WHAT TO WORK ON
Could you write out the records below exactly as they appear, leaving out any pictures?

(Dataset excerpt)
========================================================================

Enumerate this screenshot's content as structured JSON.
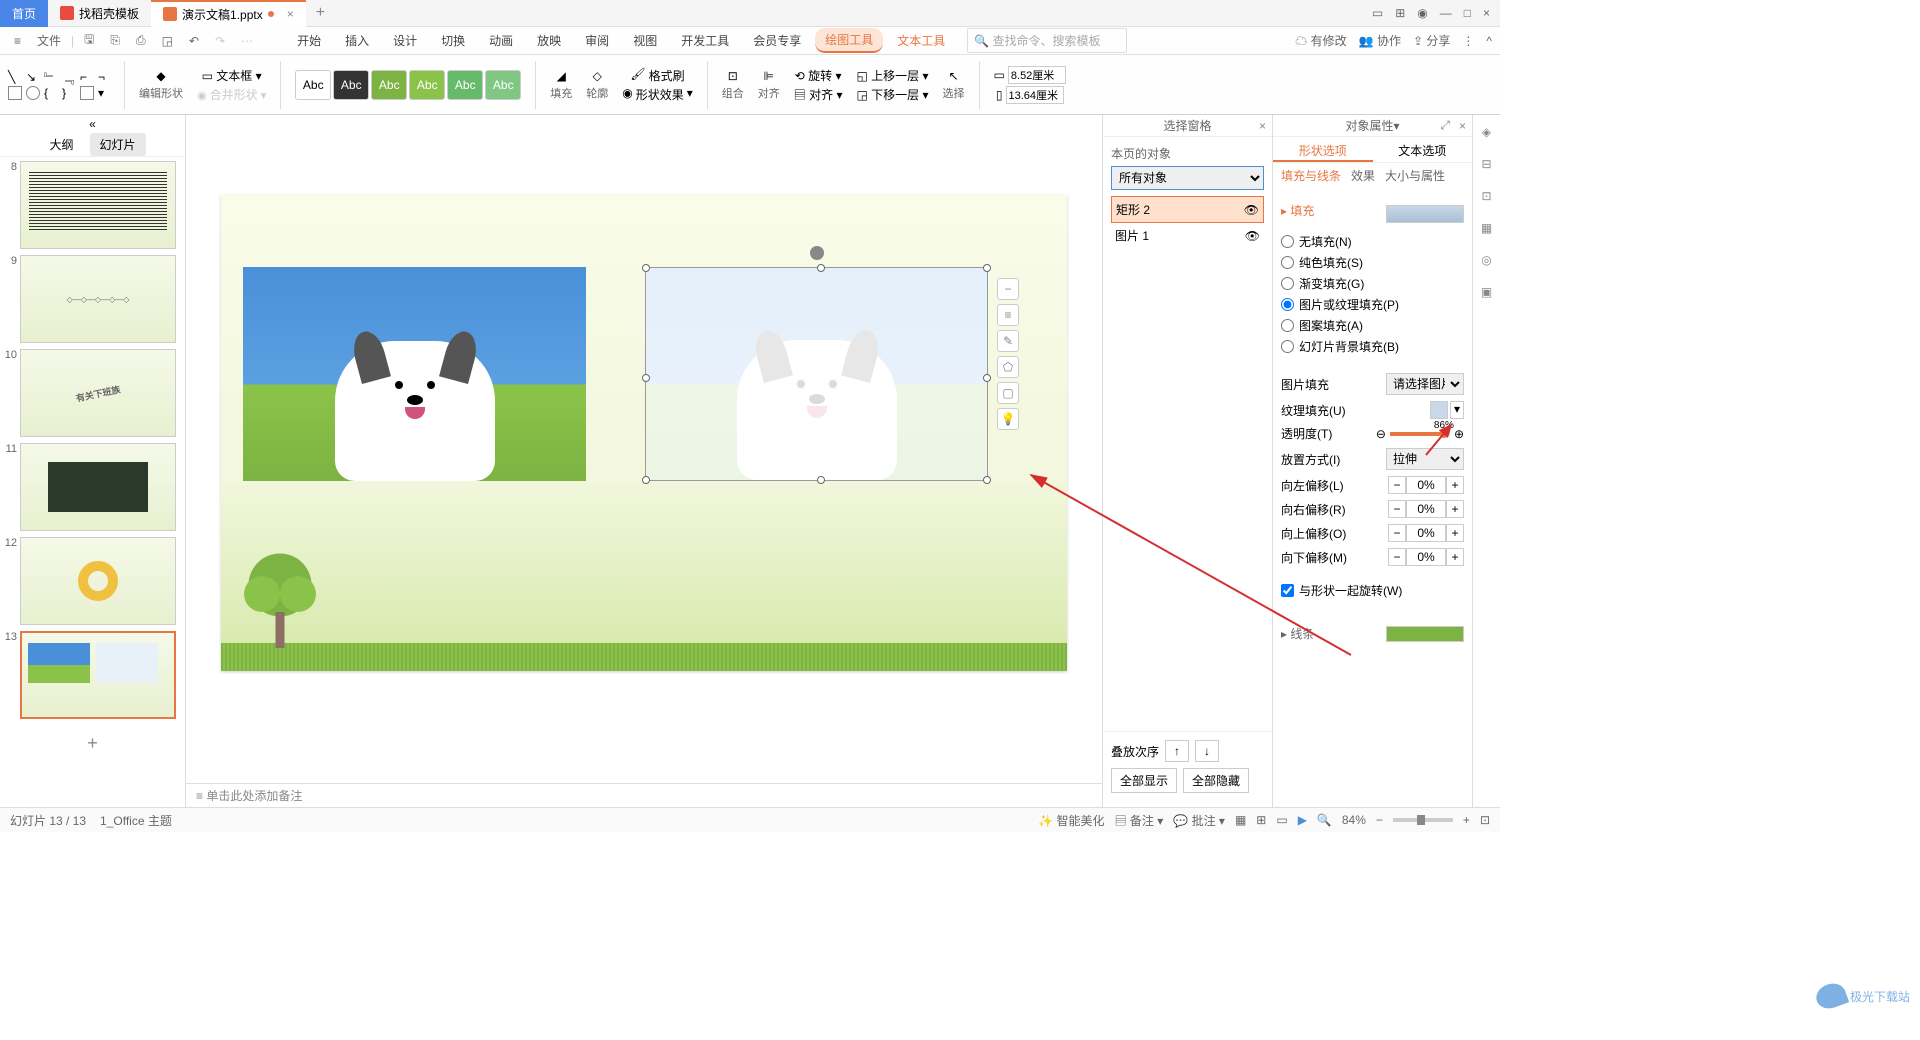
{
  "tabs": {
    "home": "首页",
    "templates": "找稻壳模板",
    "doc": "演示文稿1.pptx"
  },
  "qat": {
    "file": "文件"
  },
  "menu": {
    "start": "开始",
    "insert": "插入",
    "design": "设计",
    "transition": "切换",
    "animation": "动画",
    "slideshow": "放映",
    "review": "审阅",
    "view": "视图",
    "dev": "开发工具",
    "member": "会员专享",
    "drawing": "绘图工具",
    "text": "文本工具"
  },
  "search": {
    "placeholder": "查找命令、搜索模板"
  },
  "top_right": {
    "changes": "有修改",
    "collab": "协作",
    "share": "分享"
  },
  "ribbon": {
    "edit_shape": "编辑形状",
    "text_box": "文本框",
    "merge": "合并形状",
    "abc": "Abc",
    "fill": "填充",
    "outline": "轮廓",
    "effects": "形状效果",
    "format_painter": "格式刷",
    "group": "组合",
    "align": "对齐",
    "rotate": "旋转",
    "bring_forward": "上移一层",
    "send_backward": "下移一层",
    "select": "选择",
    "width": "8.52厘米",
    "height": "13.64厘米"
  },
  "left_tabs": {
    "outline": "大纲",
    "slides": "幻灯片"
  },
  "slide_numbers": [
    "8",
    "9",
    "10",
    "11",
    "12",
    "13"
  ],
  "notes": {
    "placeholder": "单击此处添加备注"
  },
  "selection_pane": {
    "title": "选择窗格",
    "label": "本页的对象",
    "filter": "所有对象",
    "obj1": "矩形 2",
    "obj2": "图片 1",
    "stack": "叠放次序",
    "show_all": "全部显示",
    "hide_all": "全部隐藏"
  },
  "props": {
    "title": "对象属性",
    "tab_shape": "形状选项",
    "tab_text": "文本选项",
    "sub_fill": "填充与线条",
    "sub_effect": "效果",
    "sub_size": "大小与属性",
    "section_fill": "填充",
    "no_fill": "无填充(N)",
    "solid_fill": "纯色填充(S)",
    "gradient_fill": "渐变填充(G)",
    "picture_fill": "图片或纹理填充(P)",
    "pattern_fill": "图案填充(A)",
    "slide_bg_fill": "幻灯片背景填充(B)",
    "pic_fill": "图片填充",
    "pic_select": "请选择图片",
    "texture": "纹理填充(U)",
    "transparency": "透明度(T)",
    "transparency_val": "86%",
    "placement": "放置方式(I)",
    "placement_val": "拉伸",
    "offset_left": "向左偏移(L)",
    "offset_right": "向右偏移(R)",
    "offset_top": "向上偏移(O)",
    "offset_bottom": "向下偏移(M)",
    "offset_val": "0%",
    "rotate_with": "与形状一起旋转(W)",
    "section_line": "线条"
  },
  "status": {
    "slide": "幻灯片 13 / 13",
    "theme": "1_Office 主题",
    "beautify": "智能美化",
    "notes": "备注",
    "comments": "批注",
    "zoom": "84%"
  },
  "watermark": "极光下载站"
}
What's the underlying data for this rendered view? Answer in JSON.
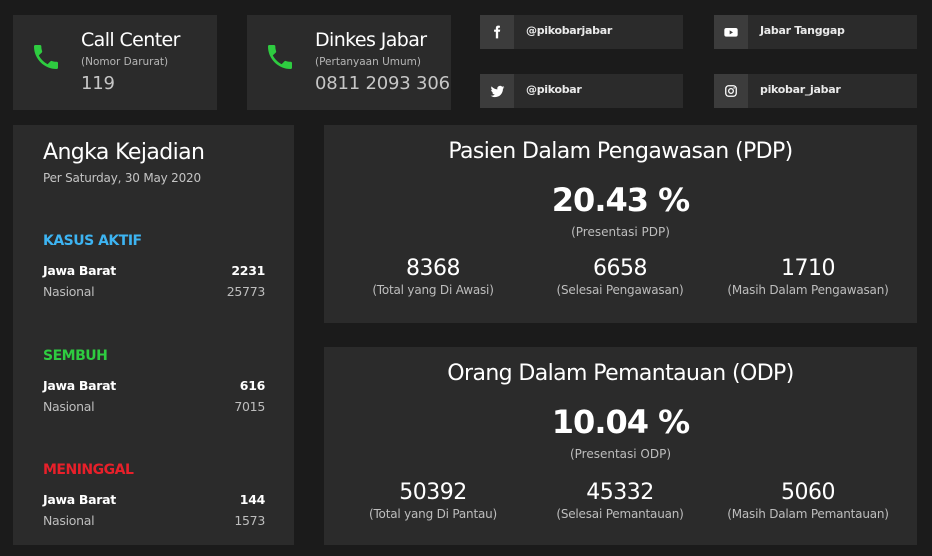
{
  "contacts": [
    {
      "title": "Call Center",
      "subtitle": "(Nomor Darurat)",
      "number": "119"
    },
    {
      "title": "Dinkes Jabar",
      "subtitle": "(Pertanyaan Umum)",
      "number": "0811 2093 306"
    }
  ],
  "social": [
    {
      "icon": "facebook-icon",
      "handle": "@pikobarjabar"
    },
    {
      "icon": "youtube-icon",
      "handle": "Jabar Tanggap"
    },
    {
      "icon": "twitter-icon",
      "handle": "@pikobar"
    },
    {
      "icon": "instagram-icon",
      "handle": "pikobar_jabar"
    }
  ],
  "angka": {
    "title": "Angka Kejadian",
    "date": "Per Saturday, 30 May 2020",
    "sections": [
      {
        "label": "KASUS AKTIF",
        "color": "#3db4f2",
        "rows": [
          {
            "name": "Jawa Barat",
            "value": "2231"
          },
          {
            "name": "Nasional",
            "value": "25773"
          }
        ]
      },
      {
        "label": "SEMBUH",
        "color": "#2ecc40",
        "rows": [
          {
            "name": "Jawa Barat",
            "value": "616"
          },
          {
            "name": "Nasional",
            "value": "7015"
          }
        ]
      },
      {
        "label": "MENINGGAL",
        "color": "#e8202a",
        "rows": [
          {
            "name": "Jawa Barat",
            "value": "144"
          },
          {
            "name": "Nasional",
            "value": "1573"
          }
        ]
      }
    ]
  },
  "pdp": {
    "title": "Pasien Dalam Pengawasan (PDP)",
    "percent": "20.43 %",
    "percent_label": "(Presentasi PDP)",
    "stats": [
      {
        "value": "8368",
        "label": "(Total yang Di Awasi)"
      },
      {
        "value": "6658",
        "label": "(Selesai Pengawasan)"
      },
      {
        "value": "1710",
        "label": "(Masih Dalam Pengawasan)"
      }
    ]
  },
  "odp": {
    "title": "Orang Dalam Pemantauan (ODP)",
    "percent": "10.04 %",
    "percent_label": "(Presentasi ODP)",
    "stats": [
      {
        "value": "50392",
        "label": "(Total yang Di Pantau)"
      },
      {
        "value": "45332",
        "label": "(Selesai Pemantauan)"
      },
      {
        "value": "5060",
        "label": "(Masih Dalam Pemantauan)"
      }
    ]
  },
  "colors": {
    "background": "#1b1b1b",
    "card": "#2b2b2b",
    "phone": "#2ecc40"
  }
}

========================================================================

RESPONSE TO THE TASK
Enumerate this screenshot's content as structured JSON.
{
  "tabs": {
    "home": "首页",
    "templates": "找稻壳模板",
    "doc": "演示文稿1.pptx"
  },
  "qat": {
    "file": "文件"
  },
  "menu": {
    "start": "开始",
    "insert": "插入",
    "design": "设计",
    "transition": "切换",
    "animation": "动画",
    "slideshow": "放映",
    "review": "审阅",
    "view": "视图",
    "dev": "开发工具",
    "member": "会员专享",
    "drawing": "绘图工具",
    "text": "文本工具"
  },
  "search": {
    "placeholder": "查找命令、搜索模板"
  },
  "top_right": {
    "changes": "有修改",
    "collab": "协作",
    "share": "分享"
  },
  "ribbon": {
    "edit_shape": "编辑形状",
    "text_box": "文本框",
    "merge": "合并形状",
    "abc": "Abc",
    "fill": "填充",
    "outline": "轮廓",
    "effects": "形状效果",
    "format_painter": "格式刷",
    "group": "组合",
    "align": "对齐",
    "rotate": "旋转",
    "bring_forward": "上移一层",
    "send_backward": "下移一层",
    "select": "选择",
    "width": "8.52厘米",
    "height": "13.64厘米"
  },
  "left_tabs": {
    "outline": "大纲",
    "slides": "幻灯片"
  },
  "slide_numbers": [
    "8",
    "9",
    "10",
    "11",
    "12",
    "13"
  ],
  "notes": {
    "placeholder": "单击此处添加备注"
  },
  "selection_pane": {
    "title": "选择窗格",
    "label": "本页的对象",
    "filter": "所有对象",
    "obj1": "矩形 2",
    "obj2": "图片 1",
    "stack": "叠放次序",
    "show_all": "全部显示",
    "hide_all": "全部隐藏"
  },
  "props": {
    "title": "对象属性",
    "tab_shape": "形状选项",
    "tab_text": "文本选项",
    "sub_fill": "填充与线条",
    "sub_effect": "效果",
    "sub_size": "大小与属性",
    "section_fill": "填充",
    "no_fill": "无填充(N)",
    "solid_fill": "纯色填充(S)",
    "gradient_fill": "渐变填充(G)",
    "picture_fill": "图片或纹理填充(P)",
    "pattern_fill": "图案填充(A)",
    "slide_bg_fill": "幻灯片背景填充(B)",
    "pic_fill": "图片填充",
    "pic_select": "请选择图片",
    "texture": "纹理填充(U)",
    "transparency": "透明度(T)",
    "transparency_val": "86%",
    "placement": "放置方式(I)",
    "placement_val": "拉伸",
    "offset_left": "向左偏移(L)",
    "offset_right": "向右偏移(R)",
    "offset_top": "向上偏移(O)",
    "offset_bottom": "向下偏移(M)",
    "offset_val": "0%",
    "rotate_with": "与形状一起旋转(W)",
    "section_line": "线条"
  },
  "status": {
    "slide": "幻灯片 13 / 13",
    "theme": "1_Office 主题",
    "beautify": "智能美化",
    "notes": "备注",
    "comments": "批注",
    "zoom": "84%"
  },
  "watermark": "极光下载站"
}
What's the underlying data for this rendered view? Answer in JSON.
{
  "contacts": [
    {
      "title": "Call Center",
      "subtitle": "(Nomor Darurat)",
      "number": "119"
    },
    {
      "title": "Dinkes Jabar",
      "subtitle": "(Pertanyaan Umum)",
      "number": "0811 2093 306"
    }
  ],
  "social": [
    {
      "icon": "facebook-icon",
      "handle": "@pikobarjabar"
    },
    {
      "icon": "youtube-icon",
      "handle": "Jabar Tanggap"
    },
    {
      "icon": "twitter-icon",
      "handle": "@pikobar"
    },
    {
      "icon": "instagram-icon",
      "handle": "pikobar_jabar"
    }
  ],
  "angka": {
    "title": "Angka Kejadian",
    "date": "Per Saturday, 30 May 2020",
    "sections": [
      {
        "label": "KASUS AKTIF",
        "color": "#3db4f2",
        "rows": [
          {
            "name": "Jawa Barat",
            "value": "2231"
          },
          {
            "name": "Nasional",
            "value": "25773"
          }
        ]
      },
      {
        "label": "SEMBUH",
        "color": "#2ecc40",
        "rows": [
          {
            "name": "Jawa Barat",
            "value": "616"
          },
          {
            "name": "Nasional",
            "value": "7015"
          }
        ]
      },
      {
        "label": "MENINGGAL",
        "color": "#e8202a",
        "rows": [
          {
            "name": "Jawa Barat",
            "value": "144"
          },
          {
            "name": "Nasional",
            "value": "1573"
          }
        ]
      }
    ]
  },
  "pdp": {
    "title": "Pasien Dalam Pengawasan (PDP)",
    "percent": "20.43 %",
    "percent_label": "(Presentasi PDP)",
    "stats": [
      {
        "value": "8368",
        "label": "(Total yang Di Awasi)"
      },
      {
        "value": "6658",
        "label": "(Selesai Pengawasan)"
      },
      {
        "value": "1710",
        "label": "(Masih Dalam Pengawasan)"
      }
    ]
  },
  "odp": {
    "title": "Orang Dalam Pemantauan (ODP)",
    "percent": "10.04 %",
    "percent_label": "(Presentasi ODP)",
    "stats": [
      {
        "value": "50392",
        "label": "(Total yang Di Pantau)"
      },
      {
        "value": "45332",
        "label": "(Selesai Pemantauan)"
      },
      {
        "value": "5060",
        "label": "(Masih Dalam Pemantauan)"
      }
    ]
  },
  "colors": {
    "background": "#1b1b1b",
    "card": "#2b2b2b",
    "phone": "#2ecc40"
  }
}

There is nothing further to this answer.